* _What needs to be done_
Output each line exactly as it appears, skipping any embedded picture.

* _Exercise inputs_
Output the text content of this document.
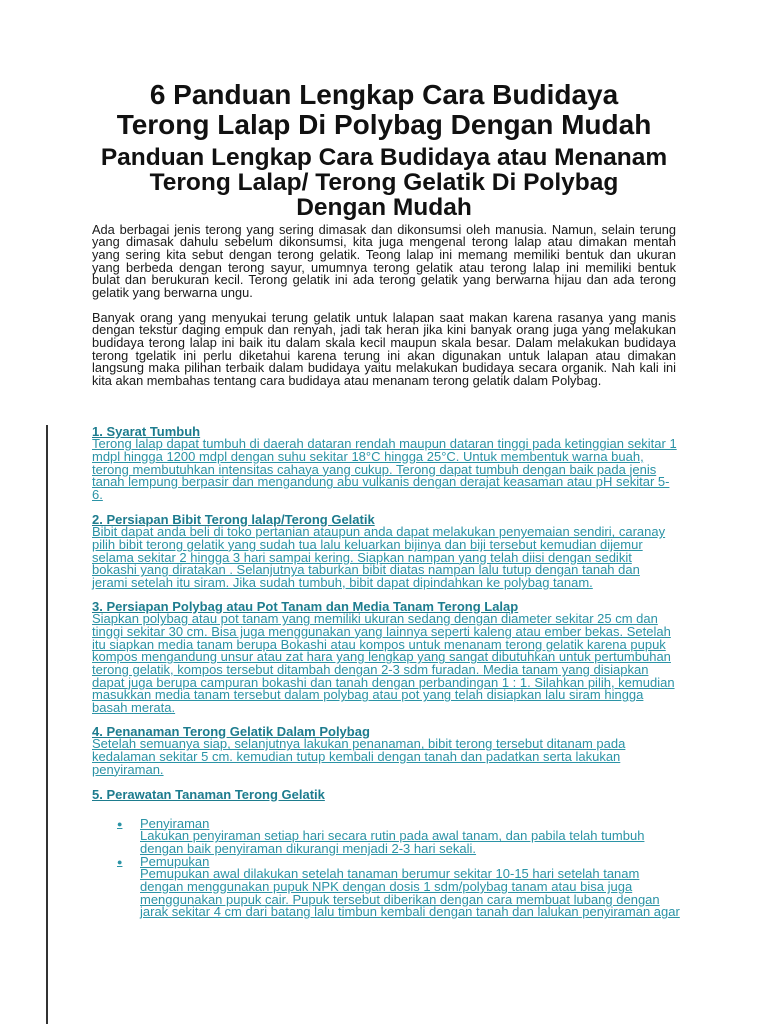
6 Panduan Lengkap Cara Budidaya
Terong Lalap Di Polybag Dengan Mudah
Panduan Lengkap Cara Budidaya atau Menanam
Terong Lalap/ Terong Gelatik Di Polybag
Dengan Mudah
Ada berbagai jenis terong yang sering dimasak dan dikonsumsi oleh manusia. Namun, selain terung
yang dimasak dahulu sebelum dikonsumsi, kita juga mengenal terong lalap atau dimakan mentah
yang sering kita sebut dengan terong gelatik. Teong lalap ini memang memiliki bentuk dan ukuran
yang berbeda dengan terong sayur, umumnya terong gelatik atau terong lalap ini memiliki bentuk
bulat dan berukuran kecil. Terong gelatik ini ada terong gelatik yang berwarna hijau dan ada terong
gelatik yang berwarna ungu.
Banyak orang yang menyukai terung gelatik untuk lalapan saat makan karena rasanya yang manis
dengan tekstur daging empuk dan renyah, jadi tak heran jika kini banyak orang juga yang melakukan
budidaya terong lalap ini baik itu dalam skala kecil maupun skala besar. Dalam melakukan budidaya
terong tgelatik ini perlu diketahui karena terung ini akan digunakan untuk lalapan atau dimakan
langsung maka pilihan terbaik dalam budidaya yaitu melakukan budidaya secara organik. Nah kali ini
kita akan membahas tentang cara budidaya atau menanam terong gelatik dalam Polybag.
1. Syarat Tumbuh
Terong lalap dapat tumbuh di daerah dataran rendah maupun dataran tinggi pada ketinggian sekitar 1
mdpl hingga 1200 mdpl dengan suhu sekitar 18°C hingga 25°C. Untuk membentuk warna buah,
terong membutuhkan intensitas cahaya yang cukup. Terong dapat tumbuh dengan baik pada jenis
tanah lempung berpasir dan mengandung abu vulkanis dengan derajat keasaman atau pH sekitar 5-
6.
2. Persiapan Bibit Terong lalap/Terong Gelatik
Bibit dapat anda beli di toko pertanian ataupun anda dapat melakukan penyemaian sendiri, caranay
pilih bibit terong gelatik yang sudah tua lalu keluarkan bijinya dan biji tersebut kemudian dijemur
selama sekitar 2 hingga 3 hari sampai kering. Siapkan nampan yang telah diisi dengan sedikit
bokashi yang diratakan . Selanjutnya taburkan bibit diatas nampan lalu tutup dengan tanah dan
jerami setelah itu siram. Jika sudah tumbuh, bibit dapat dipindahkan ke polybag tanam.
3. Persiapan Polybag atau Pot Tanam dan Media Tanam Terong Lalap
Siapkan polybag atau pot tanam yang memiliki ukuran sedang dengan diameter sekitar 25 cm dan
tinggi sekitar 30 cm. Bisa juga menggunakan yang lainnya seperti kaleng atau ember bekas. Setelah
itu siapkan media tanam berupa Bokashi atau kompos untuk menanam terong gelatik karena pupuk
kompos mengandung unsur atau zat hara yang lengkap yang sangat dibutuhkan untuk pertumbuhan
terong gelatik, kompos tersebut ditambah dengan 2-3 sdm furadan. Media tanam yang disiapkan
dapat juga berupa campuran bokashi dan tanah dengan perbandingan 1 : 1. Silahkan pilih, kemudian
masukkan media tanam tersebut dalam polybag atau pot yang telah disiapkan lalu siram hingga
basah merata.
4. Penanaman Terong Gelatik Dalam Polybag
Setelah semuanya siap, selanjutnya lakukan penanaman, bibit terong tersebut ditanam pada
kedalaman sekitar 5 cm. kemudian tutup kembali dengan tanah dan padatkan serta lakukan
penyiraman.
5. Perawatan Tanaman Terong Gelatik
● Penyiraman
Lakukan penyiraman setiap hari secara rutin pada awal tanam, dan pabila telah tumbuh
dengan baik penyiraman dikurangi menjadi 2-3 hari sekali.
● Pemupukan
Pemupukan awal dilakukan setelah tanaman berumur sekitar 10-15 hari setelah tanam
dengan menggunakan pupuk NPK dengan dosis 1 sdm/polybag tanam atau bisa juga
menggunakan pupuk cair. Pupuk tersebut diberikan dengan cara membuat lubang dengan
jarak sekitar 4 cm dari batang lalu timbun kembali dengan tanah dan lalukan penyiraman agar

* _Solution to this problem_
Output the text content of this document.
6 Panduan Lengkap Cara Budidaya
Terong Lalap Di Polybag Dengan Mudah
Panduan Lengkap Cara Budidaya atau Menanam
Terong Lalap/ Terong Gelatik Di Polybag
Dengan Mudah
Ada berbagai jenis terong yang sering dimasak dan dikonsumsi oleh manusia. Namun, selain terung
yang dimasak dahulu sebelum dikonsumsi, kita juga mengenal terong lalap atau dimakan mentah
yang sering kita sebut dengan terong gelatik. Teong lalap ini memang memiliki bentuk dan ukuran
yang berbeda dengan terong sayur, umumnya terong gelatik atau terong lalap ini memiliki bentuk
bulat dan berukuran kecil. Terong gelatik ini ada terong gelatik yang berwarna hijau dan ada terong
gelatik yang berwarna ungu.
Banyak orang yang menyukai terung gelatik untuk lalapan saat makan karena rasanya yang manis
dengan tekstur daging empuk dan renyah, jadi tak heran jika kini banyak orang juga yang melakukan
budidaya terong lalap ini baik itu dalam skala kecil maupun skala besar. Dalam melakukan budidaya
terong tgelatik ini perlu diketahui karena terung ini akan digunakan untuk lalapan atau dimakan
langsung maka pilihan terbaik dalam budidaya yaitu melakukan budidaya secara organik. Nah kali ini
kita akan membahas tentang cara budidaya atau menanam terong gelatik dalam Polybag.
1. Syarat Tumbuh
Terong lalap dapat tumbuh di daerah dataran rendah maupun dataran tinggi pada ketinggian sekitar 1
mdpl hingga 1200 mdpl dengan suhu sekitar 18°C hingga 25°C. Untuk membentuk warna buah,
terong membutuhkan intensitas cahaya yang cukup. Terong dapat tumbuh dengan baik pada jenis
tanah lempung berpasir dan mengandung abu vulkanis dengan derajat keasaman atau pH sekitar 5-
6.
2. Persiapan Bibit Terong lalap/Terong Gelatik
Bibit dapat anda beli di toko pertanian ataupun anda dapat melakukan penyemaian sendiri, caranay
pilih bibit terong gelatik yang sudah tua lalu keluarkan bijinya dan biji tersebut kemudian dijemur
selama sekitar 2 hingga 3 hari sampai kering. Siapkan nampan yang telah diisi dengan sedikit
bokashi yang diratakan . Selanjutnya taburkan bibit diatas nampan lalu tutup dengan tanah dan
jerami setelah itu siram. Jika sudah tumbuh, bibit dapat dipindahkan ke polybag tanam.
3. Persiapan Polybag atau Pot Tanam dan Media Tanam Terong Lalap
Siapkan polybag atau pot tanam yang memiliki ukuran sedang dengan diameter sekitar 25 cm dan
tinggi sekitar 30 cm. Bisa juga menggunakan yang lainnya seperti kaleng atau ember bekas. Setelah
itu siapkan media tanam berupa Bokashi atau kompos untuk menanam terong gelatik karena pupuk
kompos mengandung unsur atau zat hara yang lengkap yang sangat dibutuhkan untuk pertumbuhan
terong gelatik, kompos tersebut ditambah dengan 2-3 sdm furadan. Media tanam yang disiapkan
dapat juga berupa campuran bokashi dan tanah dengan perbandingan 1 : 1. Silahkan pilih, kemudian
masukkan media tanam tersebut dalam polybag atau pot yang telah disiapkan lalu siram hingga
basah merata.
4. Penanaman Terong Gelatik Dalam Polybag
Setelah semuanya siap, selanjutnya lakukan penanaman, bibit terong tersebut ditanam pada
kedalaman sekitar 5 cm. kemudian tutup kembali dengan tanah dan padatkan serta lakukan
penyiraman.
5. Perawatan Tanaman Terong Gelatik
● Penyiraman
Lakukan penyiraman setiap hari secara rutin pada awal tanam, dan pabila telah tumbuh
dengan baik penyiraman dikurangi menjadi 2-3 hari sekali.
● Pemupukan
Pemupukan awal dilakukan setelah tanaman berumur sekitar 10-15 hari setelah tanam
dengan menggunakan pupuk NPK dengan dosis 1 sdm/polybag tanam atau bisa juga
menggunakan pupuk cair. Pupuk tersebut diberikan dengan cara membuat lubang dengan
jarak sekitar 4 cm dari batang lalu timbun kembali dengan tanah dan lalukan penyiraman agar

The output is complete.